- [Input data]:
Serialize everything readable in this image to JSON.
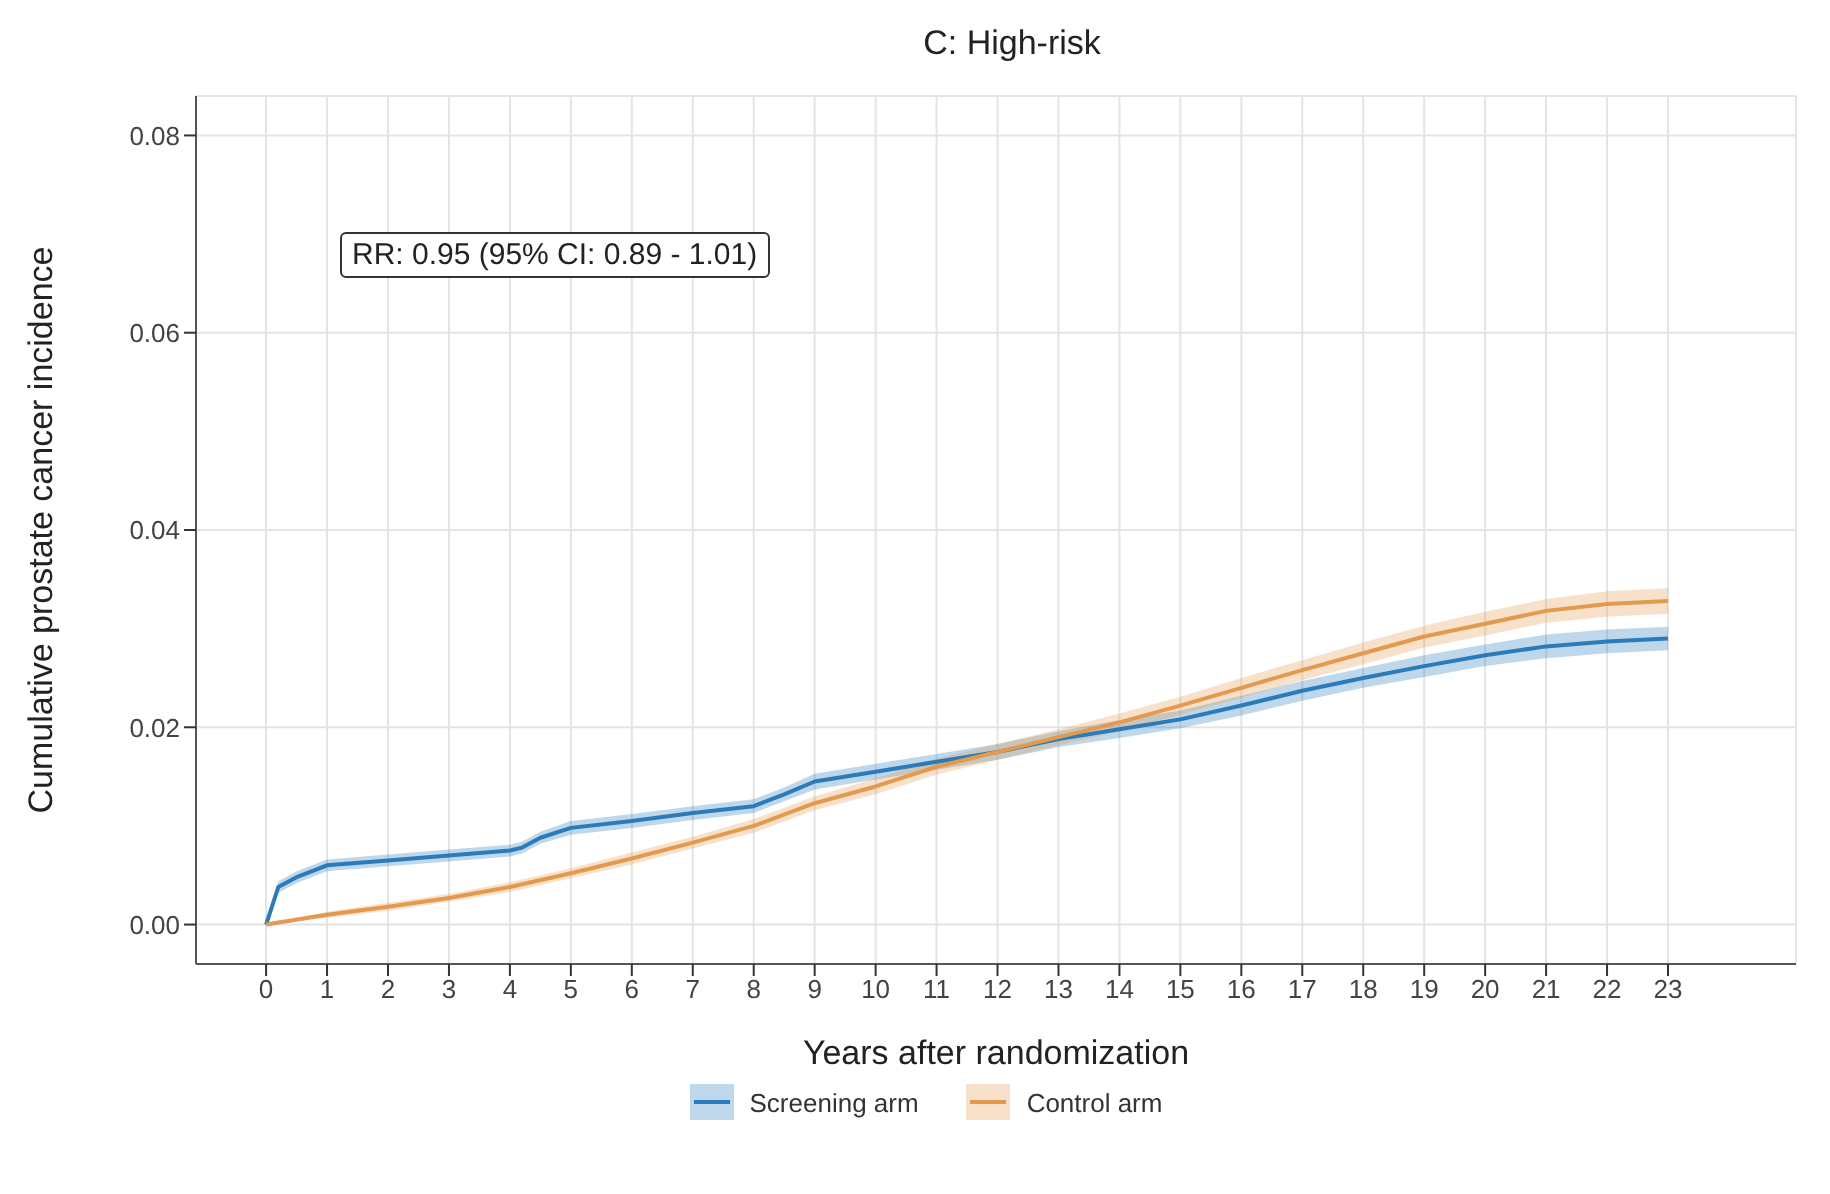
{
  "chart_data": {
    "type": "line",
    "title": "C: High-risk",
    "xlabel": "Years after randomization",
    "ylabel": "Cumulative prostate cancer incidence",
    "annotations": [
      "RR: 0.95 (95% CI: 0.89 - 1.01)"
    ],
    "xlim": [
      -1.15,
      25.1
    ],
    "xticks": [
      0,
      1,
      2,
      3,
      4,
      5,
      6,
      7,
      8,
      9,
      10,
      11,
      12,
      13,
      14,
      15,
      16,
      17,
      18,
      19,
      20,
      21,
      22,
      23
    ],
    "ylim": [
      -0.004,
      0.084
    ],
    "yticks": [
      {
        "value": 0,
        "label": "0.00"
      },
      0.02,
      0.04,
      0.06,
      0.08
    ],
    "grid": true,
    "legend": "bottom",
    "marker": "none",
    "line_style": "solid",
    "series": [
      {
        "name": "Screening arm",
        "color": "#2b7bba",
        "x": [
          0,
          0.2,
          0.5,
          1,
          2,
          3,
          4,
          4.2,
          4.5,
          5,
          6,
          7,
          8,
          8.5,
          9,
          10,
          11,
          12,
          13,
          14,
          15,
          16,
          17,
          18,
          19,
          20,
          21,
          22,
          23
        ],
        "values": [
          0,
          0.0038,
          0.0048,
          0.006,
          0.0065,
          0.007,
          0.0075,
          0.0078,
          0.0088,
          0.0098,
          0.0105,
          0.0113,
          0.012,
          0.0132,
          0.0145,
          0.0155,
          0.0165,
          0.0175,
          0.0188,
          0.0198,
          0.0208,
          0.0222,
          0.0237,
          0.025,
          0.0262,
          0.0273,
          0.0282,
          0.0287,
          0.029
        ],
        "lower": [
          0,
          0.0032,
          0.0042,
          0.0054,
          0.0059,
          0.0064,
          0.0069,
          0.0072,
          0.0082,
          0.0091,
          0.0098,
          0.0106,
          0.0113,
          0.0125,
          0.0137,
          0.0147,
          0.0157,
          0.0167,
          0.018,
          0.0189,
          0.0199,
          0.0212,
          0.0227,
          0.024,
          0.0251,
          0.0262,
          0.027,
          0.0275,
          0.0278
        ],
        "upper": [
          0,
          0.0044,
          0.0054,
          0.0066,
          0.0071,
          0.0076,
          0.0081,
          0.0084,
          0.0094,
          0.0105,
          0.0112,
          0.012,
          0.0127,
          0.0139,
          0.0153,
          0.0163,
          0.0173,
          0.0183,
          0.0196,
          0.0207,
          0.0217,
          0.0232,
          0.0247,
          0.026,
          0.0273,
          0.0284,
          0.0294,
          0.0299,
          0.0302
        ]
      },
      {
        "name": "Control arm",
        "color": "#e39a4f",
        "x": [
          0,
          1,
          2,
          3,
          4,
          5,
          6,
          7,
          8,
          9,
          10,
          11,
          12,
          13,
          14,
          15,
          16,
          17,
          18,
          19,
          20,
          21,
          22,
          23
        ],
        "values": [
          0,
          0.001,
          0.0018,
          0.0027,
          0.0038,
          0.0052,
          0.0067,
          0.0083,
          0.01,
          0.0123,
          0.014,
          0.016,
          0.0175,
          0.019,
          0.0205,
          0.0222,
          0.024,
          0.0258,
          0.0275,
          0.0292,
          0.0305,
          0.0318,
          0.0325,
          0.0328
        ],
        "lower": [
          0,
          0.0007,
          0.0014,
          0.0023,
          0.0033,
          0.0047,
          0.0061,
          0.0077,
          0.0093,
          0.0116,
          0.0132,
          0.0152,
          0.0167,
          0.0182,
          0.0196,
          0.0213,
          0.023,
          0.0248,
          0.0264,
          0.0281,
          0.0293,
          0.0306,
          0.0312,
          0.0315
        ],
        "upper": [
          0,
          0.0013,
          0.0022,
          0.0031,
          0.0043,
          0.0057,
          0.0073,
          0.0089,
          0.0107,
          0.013,
          0.0148,
          0.0168,
          0.0183,
          0.0198,
          0.0214,
          0.0231,
          0.025,
          0.0268,
          0.0286,
          0.0303,
          0.0317,
          0.033,
          0.0338,
          0.0341
        ]
      }
    ]
  }
}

- [Instructions to follow]:
Find each line holding the word "name" and copy it.

- [Written response]:
        "name": "Screening arm",
        "name": "Control arm",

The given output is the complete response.